== Required task ==
Look through the material and copy each line holding "building".

== Material supplied ==
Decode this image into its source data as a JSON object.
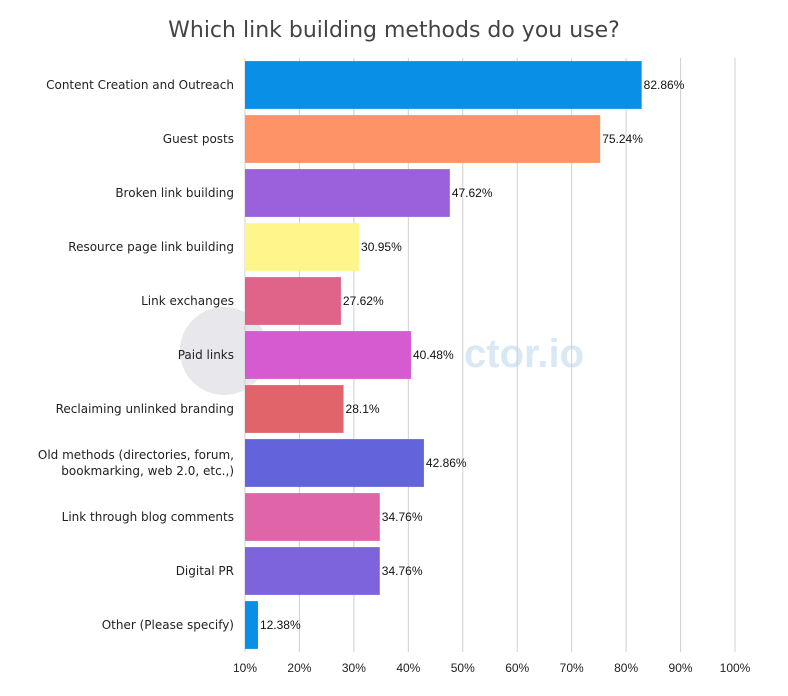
{
  "chart_data": {
    "type": "bar",
    "orientation": "horizontal",
    "title": "Which link building methods do you use?",
    "categories": [
      "Content Creation and Outreach",
      "Guest posts",
      "Broken link building",
      "Resource page link building",
      "Link exchanges",
      "Paid links",
      "Reclaiming unlinked branding",
      "Old methods (directories, forum, bookmarking, web 2.0, etc.,)",
      "Link through blog comments",
      "Digital PR",
      "Other (Please specify)"
    ],
    "values": [
      82.86,
      75.24,
      47.62,
      30.95,
      27.62,
      40.48,
      28.1,
      42.86,
      34.76,
      34.76,
      12.38
    ],
    "value_labels": [
      "82.86%",
      "75.24%",
      "47.62%",
      "30.95%",
      "27.62%",
      "40.48%",
      "28.1%",
      "42.86%",
      "34.76%",
      "34.76%",
      "12.38%"
    ],
    "colors": [
      "#0a8fe6",
      "#fe9365",
      "#9b61dc",
      "#fef68a",
      "#e0648a",
      "#d65ad0",
      "#e06469",
      "#6364dc",
      "#e065a8",
      "#7e64dc",
      "#0a8fe6"
    ],
    "xlim": [
      10,
      100
    ],
    "xticks": [
      10,
      20,
      30,
      40,
      50,
      60,
      70,
      80,
      90,
      100
    ],
    "xtick_labels": [
      "10%",
      "20%",
      "30%",
      "40%",
      "50%",
      "60%",
      "70%",
      "80%",
      "90%",
      "100%"
    ],
    "grid": "vertical",
    "xlabel": "",
    "ylabel": ""
  },
  "watermark": {
    "text": "ctor.io"
  }
}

== Expected output ==
    "title": "Which link building methods do you use?",
      "Broken link building",
      "Resource page link building",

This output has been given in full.